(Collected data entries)

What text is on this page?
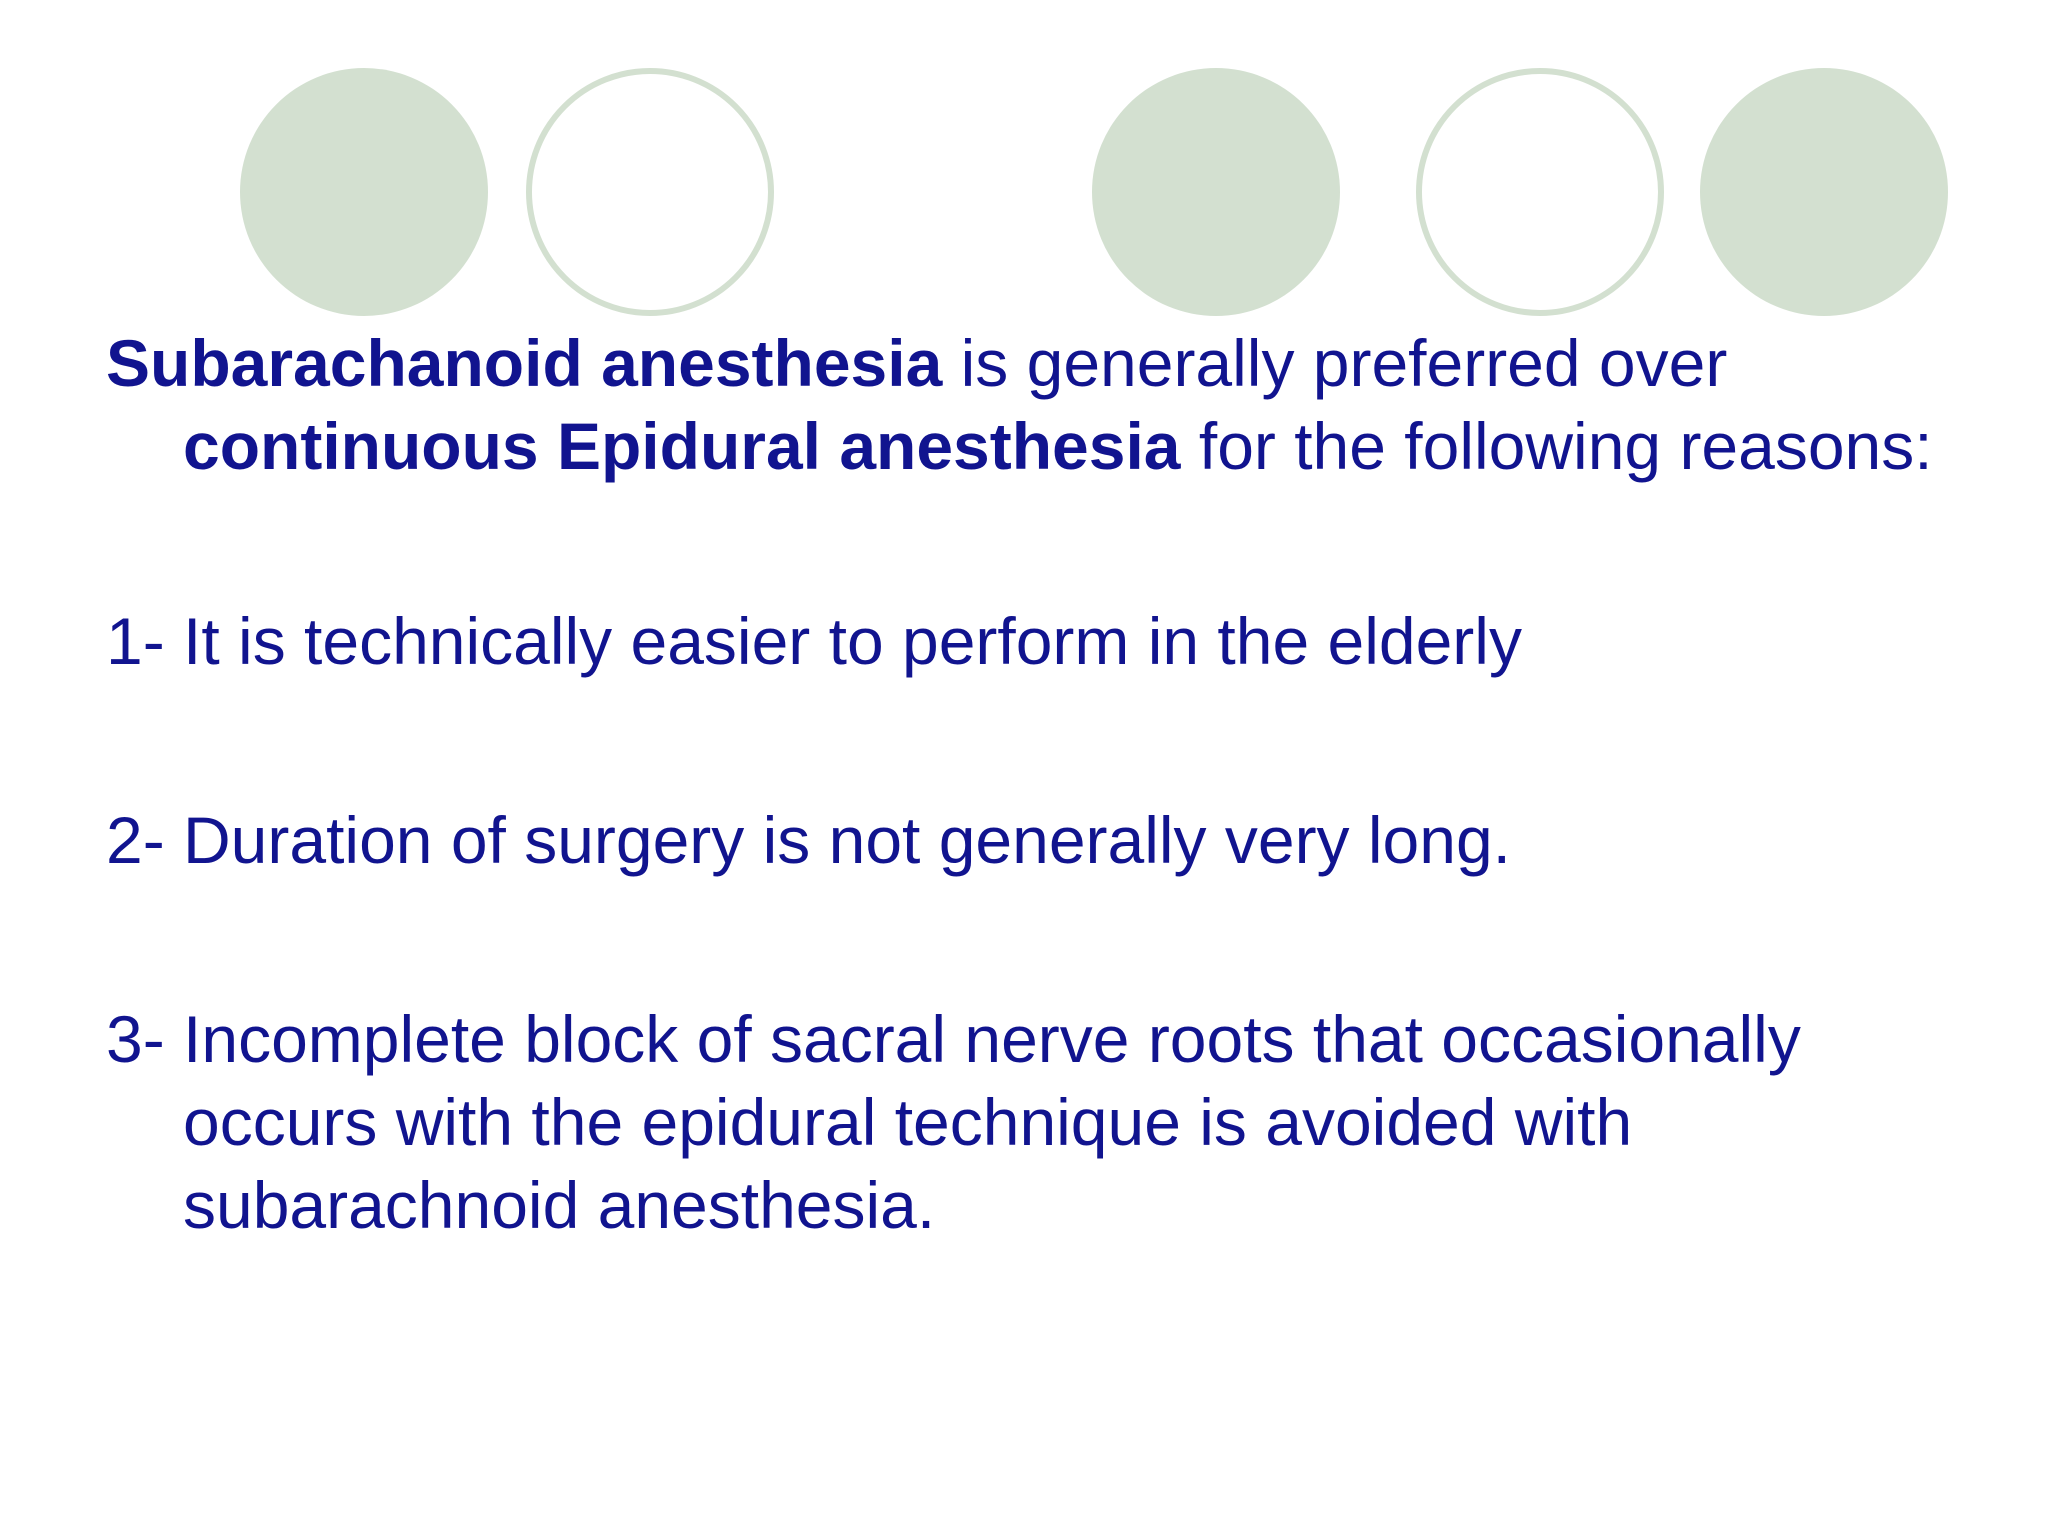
Subarachanoid anesthesia is generally preferred over continuous Epidural anesthesia for the following reasons:

1- It is technically easier to perform in the elderly

2- Duration of surgery is not generally very long.

3- Incomplete block of sacral nerve roots that occasionally occurs with the epidural technique is avoided with subarachnoid anesthesia.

* [Problem to solve]:
Reproduce the material word for word, minus the images.

* [Written reply]:
What text is on this page?
Subarachanoid anesthesia is generally preferred over continuous Epidural anesthesia for the following reasons:

1- It is technically easier to perform in the elderly

2- Duration of surgery is not generally very long.

3- Incomplete block of sacral nerve roots that occasionally occurs with the epidural technique is avoided with subarachnoid anesthesia.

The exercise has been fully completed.